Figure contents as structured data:
----
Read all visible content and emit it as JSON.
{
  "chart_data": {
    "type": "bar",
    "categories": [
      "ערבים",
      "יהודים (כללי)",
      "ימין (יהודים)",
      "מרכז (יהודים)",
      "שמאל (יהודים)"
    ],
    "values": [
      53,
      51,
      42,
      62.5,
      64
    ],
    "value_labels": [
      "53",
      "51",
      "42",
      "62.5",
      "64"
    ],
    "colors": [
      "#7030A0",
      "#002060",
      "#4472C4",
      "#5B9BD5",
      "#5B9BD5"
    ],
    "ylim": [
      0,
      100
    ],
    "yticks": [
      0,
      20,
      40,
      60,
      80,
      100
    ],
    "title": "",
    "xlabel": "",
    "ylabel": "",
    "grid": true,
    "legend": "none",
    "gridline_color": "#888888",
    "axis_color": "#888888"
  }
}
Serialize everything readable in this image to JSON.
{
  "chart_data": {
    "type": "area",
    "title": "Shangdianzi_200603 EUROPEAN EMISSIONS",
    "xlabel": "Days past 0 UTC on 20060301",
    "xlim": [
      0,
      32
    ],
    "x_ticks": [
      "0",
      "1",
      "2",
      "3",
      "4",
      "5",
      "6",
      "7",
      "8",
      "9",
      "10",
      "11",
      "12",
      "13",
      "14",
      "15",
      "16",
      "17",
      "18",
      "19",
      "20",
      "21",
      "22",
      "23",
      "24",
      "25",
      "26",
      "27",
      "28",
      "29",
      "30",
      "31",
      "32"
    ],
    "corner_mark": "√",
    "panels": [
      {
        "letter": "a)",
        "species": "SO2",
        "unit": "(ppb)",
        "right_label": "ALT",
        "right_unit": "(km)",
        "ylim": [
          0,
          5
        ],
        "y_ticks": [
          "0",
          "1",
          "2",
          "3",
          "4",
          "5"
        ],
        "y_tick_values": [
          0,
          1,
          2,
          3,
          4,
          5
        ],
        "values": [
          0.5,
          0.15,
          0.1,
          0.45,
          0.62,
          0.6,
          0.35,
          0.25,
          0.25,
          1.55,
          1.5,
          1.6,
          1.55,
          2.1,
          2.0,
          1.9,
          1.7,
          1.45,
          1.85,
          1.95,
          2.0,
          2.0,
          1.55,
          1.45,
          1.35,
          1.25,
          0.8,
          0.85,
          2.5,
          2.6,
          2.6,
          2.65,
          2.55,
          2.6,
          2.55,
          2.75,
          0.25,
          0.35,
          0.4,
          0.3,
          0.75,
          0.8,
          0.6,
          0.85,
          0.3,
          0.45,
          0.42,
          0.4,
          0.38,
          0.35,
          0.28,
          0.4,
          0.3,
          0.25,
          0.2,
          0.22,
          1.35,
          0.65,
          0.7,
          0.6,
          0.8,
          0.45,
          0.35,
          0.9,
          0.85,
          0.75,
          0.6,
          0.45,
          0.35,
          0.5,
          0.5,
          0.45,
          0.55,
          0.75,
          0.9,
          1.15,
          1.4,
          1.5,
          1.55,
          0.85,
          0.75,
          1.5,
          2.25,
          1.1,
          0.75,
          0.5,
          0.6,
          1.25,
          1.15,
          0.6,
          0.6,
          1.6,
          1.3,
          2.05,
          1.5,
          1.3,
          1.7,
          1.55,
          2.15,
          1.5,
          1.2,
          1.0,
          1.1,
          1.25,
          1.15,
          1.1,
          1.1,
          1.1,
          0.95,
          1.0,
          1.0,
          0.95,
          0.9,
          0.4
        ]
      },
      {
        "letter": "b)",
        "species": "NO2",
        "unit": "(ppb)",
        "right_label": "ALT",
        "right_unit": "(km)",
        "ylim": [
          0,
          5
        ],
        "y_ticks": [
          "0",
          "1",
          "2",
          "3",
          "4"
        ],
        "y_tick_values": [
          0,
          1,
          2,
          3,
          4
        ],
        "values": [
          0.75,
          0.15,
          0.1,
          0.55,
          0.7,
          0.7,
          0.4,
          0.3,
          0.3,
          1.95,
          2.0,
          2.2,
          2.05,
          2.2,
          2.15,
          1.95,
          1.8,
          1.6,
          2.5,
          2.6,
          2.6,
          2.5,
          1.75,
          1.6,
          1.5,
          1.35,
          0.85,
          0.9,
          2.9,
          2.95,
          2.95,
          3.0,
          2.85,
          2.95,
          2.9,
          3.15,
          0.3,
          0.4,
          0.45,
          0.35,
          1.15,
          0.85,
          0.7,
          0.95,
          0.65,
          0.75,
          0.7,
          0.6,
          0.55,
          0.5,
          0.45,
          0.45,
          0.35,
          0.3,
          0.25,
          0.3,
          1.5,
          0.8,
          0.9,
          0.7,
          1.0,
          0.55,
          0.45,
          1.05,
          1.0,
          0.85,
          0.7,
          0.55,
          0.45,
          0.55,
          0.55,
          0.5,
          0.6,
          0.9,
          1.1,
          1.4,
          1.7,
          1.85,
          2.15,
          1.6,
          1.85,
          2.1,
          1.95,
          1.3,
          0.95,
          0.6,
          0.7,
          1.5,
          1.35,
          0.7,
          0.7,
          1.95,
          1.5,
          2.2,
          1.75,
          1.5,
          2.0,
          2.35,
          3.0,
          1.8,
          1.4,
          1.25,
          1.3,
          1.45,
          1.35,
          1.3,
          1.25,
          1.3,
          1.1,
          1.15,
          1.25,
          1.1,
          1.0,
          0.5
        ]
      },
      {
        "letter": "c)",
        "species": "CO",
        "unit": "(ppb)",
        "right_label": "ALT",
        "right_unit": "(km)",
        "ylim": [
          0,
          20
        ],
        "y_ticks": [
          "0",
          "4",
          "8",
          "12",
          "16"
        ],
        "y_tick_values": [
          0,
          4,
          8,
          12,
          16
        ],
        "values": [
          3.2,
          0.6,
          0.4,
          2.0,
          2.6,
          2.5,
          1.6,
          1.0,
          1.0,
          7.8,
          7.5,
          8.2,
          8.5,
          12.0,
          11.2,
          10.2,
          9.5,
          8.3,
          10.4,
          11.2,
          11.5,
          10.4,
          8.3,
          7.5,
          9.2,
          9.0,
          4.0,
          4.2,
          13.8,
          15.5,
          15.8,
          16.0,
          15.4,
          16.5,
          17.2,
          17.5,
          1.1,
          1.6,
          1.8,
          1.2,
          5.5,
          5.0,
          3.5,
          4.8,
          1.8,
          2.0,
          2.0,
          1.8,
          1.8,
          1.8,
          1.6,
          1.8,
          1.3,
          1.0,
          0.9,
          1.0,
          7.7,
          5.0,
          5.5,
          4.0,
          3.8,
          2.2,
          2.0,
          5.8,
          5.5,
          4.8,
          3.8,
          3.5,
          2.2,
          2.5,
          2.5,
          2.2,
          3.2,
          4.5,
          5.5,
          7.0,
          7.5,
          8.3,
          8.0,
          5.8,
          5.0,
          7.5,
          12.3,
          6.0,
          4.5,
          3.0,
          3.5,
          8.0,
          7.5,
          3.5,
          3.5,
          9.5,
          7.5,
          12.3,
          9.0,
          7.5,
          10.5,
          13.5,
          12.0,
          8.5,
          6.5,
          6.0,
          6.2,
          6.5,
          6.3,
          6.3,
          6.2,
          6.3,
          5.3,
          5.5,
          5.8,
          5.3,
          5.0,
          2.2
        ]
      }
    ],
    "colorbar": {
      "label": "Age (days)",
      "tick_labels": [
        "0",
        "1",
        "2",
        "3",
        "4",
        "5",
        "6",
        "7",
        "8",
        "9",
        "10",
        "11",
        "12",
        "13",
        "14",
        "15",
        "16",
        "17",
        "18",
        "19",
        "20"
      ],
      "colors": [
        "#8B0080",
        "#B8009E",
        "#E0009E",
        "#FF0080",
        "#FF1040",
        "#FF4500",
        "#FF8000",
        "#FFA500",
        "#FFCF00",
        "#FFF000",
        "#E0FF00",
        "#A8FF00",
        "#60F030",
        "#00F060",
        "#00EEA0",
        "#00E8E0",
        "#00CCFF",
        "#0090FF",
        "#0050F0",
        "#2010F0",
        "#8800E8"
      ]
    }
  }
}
----
Exercise description =
Reproduce every line from the entries that holds the word "יהודים".

Written answer =
      "יהודים (כללי)",
      "ימין (יהודים)",
      "מרכז (יהודים)",
      "שמאל (יהודים)"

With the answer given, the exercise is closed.